- [What to work on] Give all the lines below again, exactly, with no pictures.

- [Exercise materials]
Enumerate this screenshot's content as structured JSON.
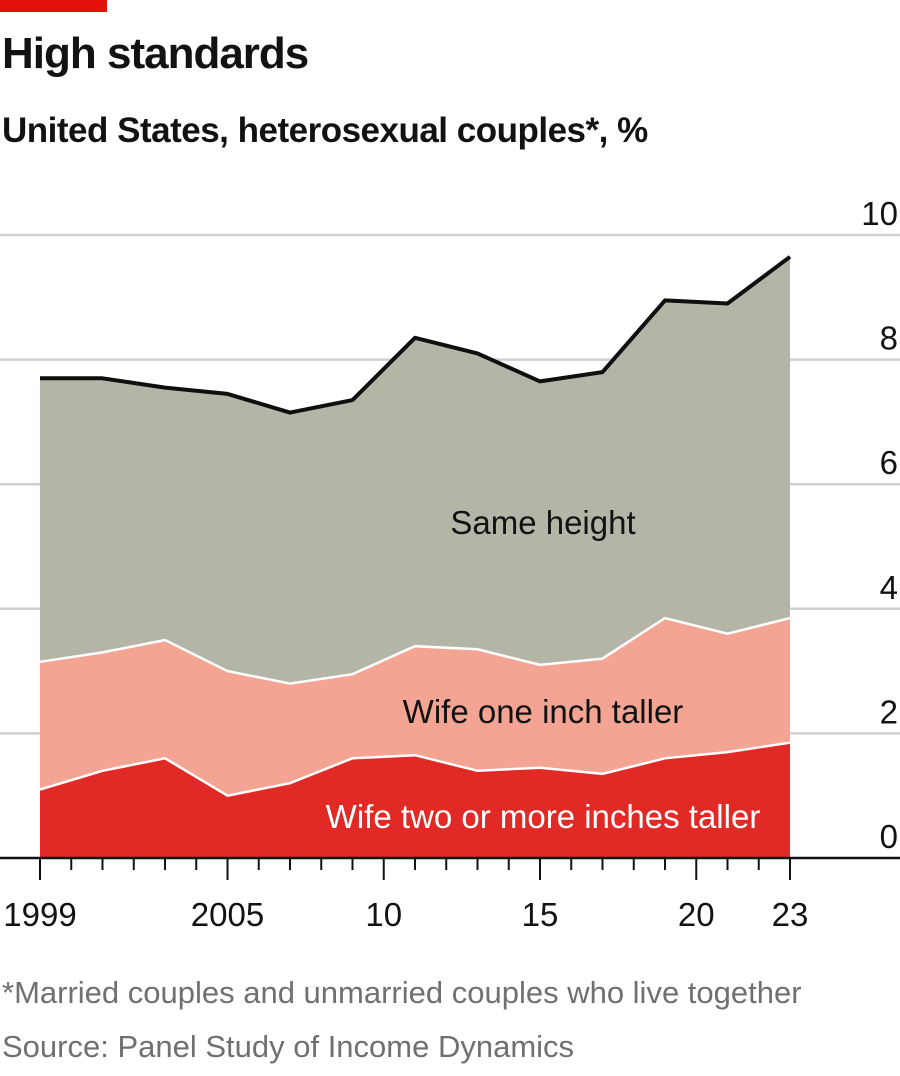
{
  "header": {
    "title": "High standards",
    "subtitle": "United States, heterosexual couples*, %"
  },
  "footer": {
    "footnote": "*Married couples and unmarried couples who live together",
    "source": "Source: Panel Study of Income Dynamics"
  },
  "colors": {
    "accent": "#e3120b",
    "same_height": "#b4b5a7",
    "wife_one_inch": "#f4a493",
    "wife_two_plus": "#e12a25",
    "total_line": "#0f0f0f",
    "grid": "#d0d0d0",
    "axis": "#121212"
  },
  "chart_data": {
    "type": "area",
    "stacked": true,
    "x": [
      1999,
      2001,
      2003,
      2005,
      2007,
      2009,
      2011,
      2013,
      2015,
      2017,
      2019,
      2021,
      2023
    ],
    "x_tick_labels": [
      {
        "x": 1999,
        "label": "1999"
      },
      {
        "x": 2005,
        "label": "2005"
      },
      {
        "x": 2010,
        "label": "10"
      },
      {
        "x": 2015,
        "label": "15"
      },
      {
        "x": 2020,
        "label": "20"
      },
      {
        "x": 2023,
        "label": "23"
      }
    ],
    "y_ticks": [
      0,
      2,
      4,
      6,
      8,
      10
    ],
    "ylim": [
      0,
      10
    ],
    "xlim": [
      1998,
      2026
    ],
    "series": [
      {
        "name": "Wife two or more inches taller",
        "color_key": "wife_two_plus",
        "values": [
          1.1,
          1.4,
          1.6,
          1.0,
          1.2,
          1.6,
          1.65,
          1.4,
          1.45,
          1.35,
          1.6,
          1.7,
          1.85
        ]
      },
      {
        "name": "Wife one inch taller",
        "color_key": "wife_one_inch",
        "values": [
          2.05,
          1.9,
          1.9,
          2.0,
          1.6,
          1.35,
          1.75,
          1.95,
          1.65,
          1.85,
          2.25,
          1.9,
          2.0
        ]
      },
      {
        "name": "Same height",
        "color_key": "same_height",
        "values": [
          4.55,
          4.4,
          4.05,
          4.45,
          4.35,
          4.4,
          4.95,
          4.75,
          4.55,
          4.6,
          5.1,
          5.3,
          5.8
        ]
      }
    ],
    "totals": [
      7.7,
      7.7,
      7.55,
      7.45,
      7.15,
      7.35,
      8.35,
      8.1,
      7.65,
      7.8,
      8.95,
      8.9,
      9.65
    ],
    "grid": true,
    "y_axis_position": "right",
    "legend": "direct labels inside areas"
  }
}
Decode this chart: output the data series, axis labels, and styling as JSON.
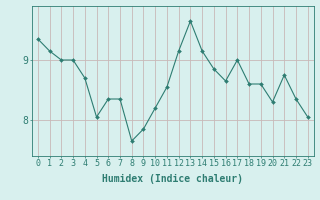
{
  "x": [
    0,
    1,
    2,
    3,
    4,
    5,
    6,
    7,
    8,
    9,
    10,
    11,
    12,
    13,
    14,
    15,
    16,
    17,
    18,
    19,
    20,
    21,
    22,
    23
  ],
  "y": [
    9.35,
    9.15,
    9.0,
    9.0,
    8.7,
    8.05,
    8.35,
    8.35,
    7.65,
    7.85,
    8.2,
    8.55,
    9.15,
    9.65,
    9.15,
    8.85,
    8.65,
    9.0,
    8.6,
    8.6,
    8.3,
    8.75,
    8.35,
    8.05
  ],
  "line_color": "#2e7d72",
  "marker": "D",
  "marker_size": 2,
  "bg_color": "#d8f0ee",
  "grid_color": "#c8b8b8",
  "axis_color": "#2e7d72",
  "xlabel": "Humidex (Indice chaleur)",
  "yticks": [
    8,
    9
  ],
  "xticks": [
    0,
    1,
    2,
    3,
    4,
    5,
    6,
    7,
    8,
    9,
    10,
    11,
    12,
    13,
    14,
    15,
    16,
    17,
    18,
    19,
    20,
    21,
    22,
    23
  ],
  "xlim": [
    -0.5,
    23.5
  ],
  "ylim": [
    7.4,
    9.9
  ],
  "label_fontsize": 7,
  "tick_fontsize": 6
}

- [Problem solution]
Enumerate this screenshot's content as structured JSON.
{
  "header": {
    "title": "High standards",
    "subtitle": "United States, heterosexual couples*, %"
  },
  "footer": {
    "footnote": "*Married couples and unmarried couples who live together",
    "source": "Source: Panel Study of Income Dynamics"
  },
  "colors": {
    "accent": "#e3120b",
    "same_height": "#b4b5a7",
    "wife_one_inch": "#f4a493",
    "wife_two_plus": "#e12a25",
    "total_line": "#0f0f0f",
    "grid": "#d0d0d0",
    "axis": "#121212"
  },
  "chart_data": {
    "type": "area",
    "stacked": true,
    "x": [
      1999,
      2001,
      2003,
      2005,
      2007,
      2009,
      2011,
      2013,
      2015,
      2017,
      2019,
      2021,
      2023
    ],
    "x_tick_labels": [
      {
        "x": 1999,
        "label": "1999"
      },
      {
        "x": 2005,
        "label": "2005"
      },
      {
        "x": 2010,
        "label": "10"
      },
      {
        "x": 2015,
        "label": "15"
      },
      {
        "x": 2020,
        "label": "20"
      },
      {
        "x": 2023,
        "label": "23"
      }
    ],
    "y_ticks": [
      0,
      2,
      4,
      6,
      8,
      10
    ],
    "ylim": [
      0,
      10
    ],
    "xlim": [
      1998,
      2026
    ],
    "series": [
      {
        "name": "Wife two or more inches taller",
        "color_key": "wife_two_plus",
        "values": [
          1.1,
          1.4,
          1.6,
          1.0,
          1.2,
          1.6,
          1.65,
          1.4,
          1.45,
          1.35,
          1.6,
          1.7,
          1.85
        ]
      },
      {
        "name": "Wife one inch taller",
        "color_key": "wife_one_inch",
        "values": [
          2.05,
          1.9,
          1.9,
          2.0,
          1.6,
          1.35,
          1.75,
          1.95,
          1.65,
          1.85,
          2.25,
          1.9,
          2.0
        ]
      },
      {
        "name": "Same height",
        "color_key": "same_height",
        "values": [
          4.55,
          4.4,
          4.05,
          4.45,
          4.35,
          4.4,
          4.95,
          4.75,
          4.55,
          4.6,
          5.1,
          5.3,
          5.8
        ]
      }
    ],
    "totals": [
      7.7,
      7.7,
      7.55,
      7.45,
      7.15,
      7.35,
      8.35,
      8.1,
      7.65,
      7.8,
      8.95,
      8.9,
      9.65
    ],
    "grid": true,
    "y_axis_position": "right",
    "legend": "direct labels inside areas"
  }
}
Decode this chart: output the data series, axis labels, and styling as JSON.
{
  "x": [
    0,
    1,
    2,
    3,
    4,
    5,
    6,
    7,
    8,
    9,
    10,
    11,
    12,
    13,
    14,
    15,
    16,
    17,
    18,
    19,
    20,
    21,
    22,
    23
  ],
  "y": [
    9.35,
    9.15,
    9.0,
    9.0,
    8.7,
    8.05,
    8.35,
    8.35,
    7.65,
    7.85,
    8.2,
    8.55,
    9.15,
    9.65,
    9.15,
    8.85,
    8.65,
    9.0,
    8.6,
    8.6,
    8.3,
    8.75,
    8.35,
    8.05
  ],
  "line_color": "#2e7d72",
  "marker": "D",
  "marker_size": 2,
  "bg_color": "#d8f0ee",
  "grid_color": "#c8b8b8",
  "axis_color": "#2e7d72",
  "xlabel": "Humidex (Indice chaleur)",
  "yticks": [
    8,
    9
  ],
  "xticks": [
    0,
    1,
    2,
    3,
    4,
    5,
    6,
    7,
    8,
    9,
    10,
    11,
    12,
    13,
    14,
    15,
    16,
    17,
    18,
    19,
    20,
    21,
    22,
    23
  ],
  "xlim": [
    -0.5,
    23.5
  ],
  "ylim": [
    7.4,
    9.9
  ],
  "label_fontsize": 7,
  "tick_fontsize": 6
}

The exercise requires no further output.